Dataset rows
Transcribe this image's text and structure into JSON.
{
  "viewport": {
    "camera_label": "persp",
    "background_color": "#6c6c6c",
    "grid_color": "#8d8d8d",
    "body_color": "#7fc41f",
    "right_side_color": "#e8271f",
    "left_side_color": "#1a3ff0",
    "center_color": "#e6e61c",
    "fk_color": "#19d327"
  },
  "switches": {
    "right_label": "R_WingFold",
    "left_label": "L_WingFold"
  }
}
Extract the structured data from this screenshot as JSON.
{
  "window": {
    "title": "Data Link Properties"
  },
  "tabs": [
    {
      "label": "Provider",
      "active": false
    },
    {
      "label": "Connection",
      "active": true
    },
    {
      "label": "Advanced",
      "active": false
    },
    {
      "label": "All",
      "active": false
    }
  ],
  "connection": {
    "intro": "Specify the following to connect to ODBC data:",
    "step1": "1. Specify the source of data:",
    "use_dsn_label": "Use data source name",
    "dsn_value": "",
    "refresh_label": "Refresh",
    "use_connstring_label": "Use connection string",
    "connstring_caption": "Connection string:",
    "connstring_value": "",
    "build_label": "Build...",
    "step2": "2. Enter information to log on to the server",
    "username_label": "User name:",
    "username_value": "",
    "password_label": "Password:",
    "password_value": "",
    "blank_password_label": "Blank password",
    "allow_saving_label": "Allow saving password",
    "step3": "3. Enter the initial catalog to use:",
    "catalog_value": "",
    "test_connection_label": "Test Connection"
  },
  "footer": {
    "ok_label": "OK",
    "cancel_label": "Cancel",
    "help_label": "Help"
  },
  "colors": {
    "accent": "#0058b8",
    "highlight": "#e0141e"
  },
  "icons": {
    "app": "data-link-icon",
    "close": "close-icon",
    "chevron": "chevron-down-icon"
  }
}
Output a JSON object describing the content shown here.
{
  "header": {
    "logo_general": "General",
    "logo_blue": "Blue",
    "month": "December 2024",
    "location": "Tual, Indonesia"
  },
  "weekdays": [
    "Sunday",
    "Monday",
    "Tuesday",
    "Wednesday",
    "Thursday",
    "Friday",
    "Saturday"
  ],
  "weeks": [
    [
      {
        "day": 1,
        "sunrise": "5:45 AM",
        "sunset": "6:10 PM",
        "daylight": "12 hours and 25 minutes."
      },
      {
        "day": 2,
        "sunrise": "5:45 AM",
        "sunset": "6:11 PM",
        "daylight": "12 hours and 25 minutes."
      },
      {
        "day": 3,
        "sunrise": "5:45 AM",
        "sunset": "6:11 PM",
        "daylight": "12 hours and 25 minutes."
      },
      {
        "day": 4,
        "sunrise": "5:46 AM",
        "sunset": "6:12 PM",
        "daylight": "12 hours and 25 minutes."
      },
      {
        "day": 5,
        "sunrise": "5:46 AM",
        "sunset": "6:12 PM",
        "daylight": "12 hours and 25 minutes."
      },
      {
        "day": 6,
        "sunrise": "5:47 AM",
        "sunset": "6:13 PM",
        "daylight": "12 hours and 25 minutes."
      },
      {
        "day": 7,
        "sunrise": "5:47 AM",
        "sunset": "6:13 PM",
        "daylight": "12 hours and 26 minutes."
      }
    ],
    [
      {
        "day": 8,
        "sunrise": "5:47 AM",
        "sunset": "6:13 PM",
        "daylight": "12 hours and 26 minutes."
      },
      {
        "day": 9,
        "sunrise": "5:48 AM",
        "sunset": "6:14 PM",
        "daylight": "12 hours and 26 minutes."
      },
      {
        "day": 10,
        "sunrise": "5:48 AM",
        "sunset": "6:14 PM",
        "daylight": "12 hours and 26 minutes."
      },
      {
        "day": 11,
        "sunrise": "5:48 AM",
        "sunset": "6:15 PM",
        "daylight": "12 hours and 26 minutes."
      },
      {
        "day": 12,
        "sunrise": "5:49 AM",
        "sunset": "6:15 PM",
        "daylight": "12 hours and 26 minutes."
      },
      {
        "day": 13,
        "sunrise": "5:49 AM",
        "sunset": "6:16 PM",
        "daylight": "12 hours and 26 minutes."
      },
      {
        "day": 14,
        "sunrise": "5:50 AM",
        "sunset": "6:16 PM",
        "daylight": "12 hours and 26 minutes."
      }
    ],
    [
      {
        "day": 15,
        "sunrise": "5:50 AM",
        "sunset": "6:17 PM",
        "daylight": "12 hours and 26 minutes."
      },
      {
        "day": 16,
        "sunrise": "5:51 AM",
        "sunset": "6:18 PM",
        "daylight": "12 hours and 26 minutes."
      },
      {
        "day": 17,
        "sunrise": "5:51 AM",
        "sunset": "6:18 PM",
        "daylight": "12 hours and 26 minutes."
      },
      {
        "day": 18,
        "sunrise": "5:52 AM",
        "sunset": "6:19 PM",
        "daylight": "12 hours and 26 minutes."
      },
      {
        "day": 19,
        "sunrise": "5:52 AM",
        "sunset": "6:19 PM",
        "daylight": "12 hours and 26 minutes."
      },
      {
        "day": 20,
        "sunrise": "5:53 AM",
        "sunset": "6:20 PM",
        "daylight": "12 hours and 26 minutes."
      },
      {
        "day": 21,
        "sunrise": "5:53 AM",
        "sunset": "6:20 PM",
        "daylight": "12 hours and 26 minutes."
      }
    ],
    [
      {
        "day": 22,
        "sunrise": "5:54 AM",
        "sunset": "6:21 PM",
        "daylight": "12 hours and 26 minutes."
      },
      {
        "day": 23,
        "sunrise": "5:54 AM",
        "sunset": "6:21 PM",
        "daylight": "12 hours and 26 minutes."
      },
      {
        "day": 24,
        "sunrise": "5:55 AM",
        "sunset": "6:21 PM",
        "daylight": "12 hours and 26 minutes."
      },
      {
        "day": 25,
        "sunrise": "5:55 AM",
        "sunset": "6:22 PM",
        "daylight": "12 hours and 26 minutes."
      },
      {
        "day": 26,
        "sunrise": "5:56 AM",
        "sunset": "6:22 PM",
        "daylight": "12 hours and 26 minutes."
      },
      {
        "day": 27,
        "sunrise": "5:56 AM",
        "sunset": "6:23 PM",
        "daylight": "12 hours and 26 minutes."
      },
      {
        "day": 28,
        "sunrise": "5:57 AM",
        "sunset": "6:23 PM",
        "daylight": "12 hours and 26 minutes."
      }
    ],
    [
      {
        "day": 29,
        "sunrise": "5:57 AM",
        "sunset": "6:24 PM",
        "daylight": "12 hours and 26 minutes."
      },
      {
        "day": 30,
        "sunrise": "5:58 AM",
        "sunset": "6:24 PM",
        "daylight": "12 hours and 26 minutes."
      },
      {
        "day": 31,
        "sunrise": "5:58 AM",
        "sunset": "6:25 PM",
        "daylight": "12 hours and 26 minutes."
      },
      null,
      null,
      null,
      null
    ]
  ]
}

• _What you need to do_
Set down each entry again, unchanged.

• _Solution to the exercise_
Transcribe this image's text and structure into JSON.
{
  "viewport": {
    "camera_label": "persp",
    "background_color": "#6c6c6c",
    "grid_color": "#8d8d8d",
    "body_color": "#7fc41f",
    "right_side_color": "#e8271f",
    "left_side_color": "#1a3ff0",
    "center_color": "#e6e61c",
    "fk_color": "#19d327"
  },
  "switches": {
    "right_label": "R_WingFold",
    "left_label": "L_WingFold"
  }
}
Extract the structured data from this screenshot as JSON.
{
  "window": {
    "title": "Data Link Properties"
  },
  "tabs": [
    {
      "label": "Provider",
      "active": false
    },
    {
      "label": "Connection",
      "active": true
    },
    {
      "label": "Advanced",
      "active": false
    },
    {
      "label": "All",
      "active": false
    }
  ],
  "connection": {
    "intro": "Specify the following to connect to ODBC data:",
    "step1": "1. Specify the source of data:",
    "use_dsn_label": "Use data source name",
    "dsn_value": "",
    "refresh_label": "Refresh",
    "use_connstring_label": "Use connection string",
    "connstring_caption": "Connection string:",
    "connstring_value": "",
    "build_label": "Build...",
    "step2": "2. Enter information to log on to the server",
    "username_label": "User name:",
    "username_value": "",
    "password_label": "Password:",
    "password_value": "",
    "blank_password_label": "Blank password",
    "allow_saving_label": "Allow saving password",
    "step3": "3. Enter the initial catalog to use:",
    "catalog_value": "",
    "test_connection_label": "Test Connection"
  },
  "footer": {
    "ok_label": "OK",
    "cancel_label": "Cancel",
    "help_label": "Help"
  },
  "colors": {
    "accent": "#0058b8",
    "highlight": "#e0141e"
  },
  "icons": {
    "app": "data-link-icon",
    "close": "close-icon",
    "chevron": "chevron-down-icon"
  }
}
Output a JSON object describing the content shown here.
{
  "header": {
    "logo_general": "General",
    "logo_blue": "Blue",
    "month": "December 2024",
    "location": "Tual, Indonesia"
  },
  "weekdays": [
    "Sunday",
    "Monday",
    "Tuesday",
    "Wednesday",
    "Thursday",
    "Friday",
    "Saturday"
  ],
  "weeks": [
    [
      {
        "day": 1,
        "sunrise": "5:45 AM",
        "sunset": "6:10 PM",
        "daylight": "12 hours and 25 minutes."
      },
      {
        "day": 2,
        "sunrise": "5:45 AM",
        "sunset": "6:11 PM",
        "daylight": "12 hours and 25 minutes."
      },
      {
        "day": 3,
        "sunrise": "5:45 AM",
        "sunset": "6:11 PM",
        "daylight": "12 hours and 25 minutes."
      },
      {
        "day": 4,
        "sunrise": "5:46 AM",
        "sunset": "6:12 PM",
        "daylight": "12 hours and 25 minutes."
      },
      {
        "day": 5,
        "sunrise": "5:46 AM",
        "sunset": "6:12 PM",
        "daylight": "12 hours and 25 minutes."
      },
      {
        "day": 6,
        "sunrise": "5:47 AM",
        "sunset": "6:13 PM",
        "daylight": "12 hours and 25 minutes."
      },
      {
        "day": 7,
        "sunrise": "5:47 AM",
        "sunset": "6:13 PM",
        "daylight": "12 hours and 26 minutes."
      }
    ],
    [
      {
        "day": 8,
        "sunrise": "5:47 AM",
        "sunset": "6:13 PM",
        "daylight": "12 hours and 26 minutes."
      },
      {
        "day": 9,
        "sunrise": "5:48 AM",
        "sunset": "6:14 PM",
        "daylight": "12 hours and 26 minutes."
      },
      {
        "day": 10,
        "sunrise": "5:48 AM",
        "sunset": "6:14 PM",
        "daylight": "12 hours and 26 minutes."
      },
      {
        "day": 11,
        "sunrise": "5:48 AM",
        "sunset": "6:15 PM",
        "daylight": "12 hours and 26 minutes."
      },
      {
        "day": 12,
        "sunrise": "5:49 AM",
        "sunset": "6:15 PM",
        "daylight": "12 hours and 26 minutes."
      },
      {
        "day": 13,
        "sunrise": "5:49 AM",
        "sunset": "6:16 PM",
        "daylight": "12 hours and 26 minutes."
      },
      {
        "day": 14,
        "sunrise": "5:50 AM",
        "sunset": "6:16 PM",
        "daylight": "12 hours and 26 minutes."
      }
    ],
    [
      {
        "day": 15,
        "sunrise": "5:50 AM",
        "sunset": "6:17 PM",
        "daylight": "12 hours and 26 minutes."
      },
      {
        "day": 16,
        "sunrise": "5:51 AM",
        "sunset": "6:18 PM",
        "daylight": "12 hours and 26 minutes."
      },
      {
        "day": 17,
        "sunrise": "5:51 AM",
        "sunset": "6:18 PM",
        "daylight": "12 hours and 26 minutes."
      },
      {
        "day": 18,
        "sunrise": "5:52 AM",
        "sunset": "6:19 PM",
        "daylight": "12 hours and 26 minutes."
      },
      {
        "day": 19,
        "sunrise": "5:52 AM",
        "sunset": "6:19 PM",
        "daylight": "12 hours and 26 minutes."
      },
      {
        "day": 20,
        "sunrise": "5:53 AM",
        "sunset": "6:20 PM",
        "daylight": "12 hours and 26 minutes."
      },
      {
        "day": 21,
        "sunrise": "5:53 AM",
        "sunset": "6:20 PM",
        "daylight": "12 hours and 26 minutes."
      }
    ],
    [
      {
        "day": 22,
        "sunrise": "5:54 AM",
        "sunset": "6:21 PM",
        "daylight": "12 hours and 26 minutes."
      },
      {
        "day": 23,
        "sunrise": "5:54 AM",
        "sunset": "6:21 PM",
        "daylight": "12 hours and 26 minutes."
      },
      {
        "day": 24,
        "sunrise": "5:55 AM",
        "sunset": "6:21 PM",
        "daylight": "12 hours and 26 minutes."
      },
      {
        "day": 25,
        "sunrise": "5:55 AM",
        "sunset": "6:22 PM",
        "daylight": "12 hours and 26 minutes."
      },
      {
        "day": 26,
        "sunrise": "5:56 AM",
        "sunset": "6:22 PM",
        "daylight": "12 hours and 26 minutes."
      },
      {
        "day": 27,
        "sunrise": "5:56 AM",
        "sunset": "6:23 PM",
        "daylight": "12 hours and 26 minutes."
      },
      {
        "day": 28,
        "sunrise": "5:57 AM",
        "sunset": "6:23 PM",
        "daylight": "12 hours and 26 minutes."
      }
    ],
    [
      {
        "day": 29,
        "sunrise": "5:57 AM",
        "sunset": "6:24 PM",
        "daylight": "12 hours and 26 minutes."
      },
      {
        "day": 30,
        "sunrise": "5:58 AM",
        "sunset": "6:24 PM",
        "daylight": "12 hours and 26 minutes."
      },
      {
        "day": 31,
        "sunrise": "5:58 AM",
        "sunset": "6:25 PM",
        "daylight": "12 hours and 26 minutes."
      },
      null,
      null,
      null,
      null
    ]
  ]
}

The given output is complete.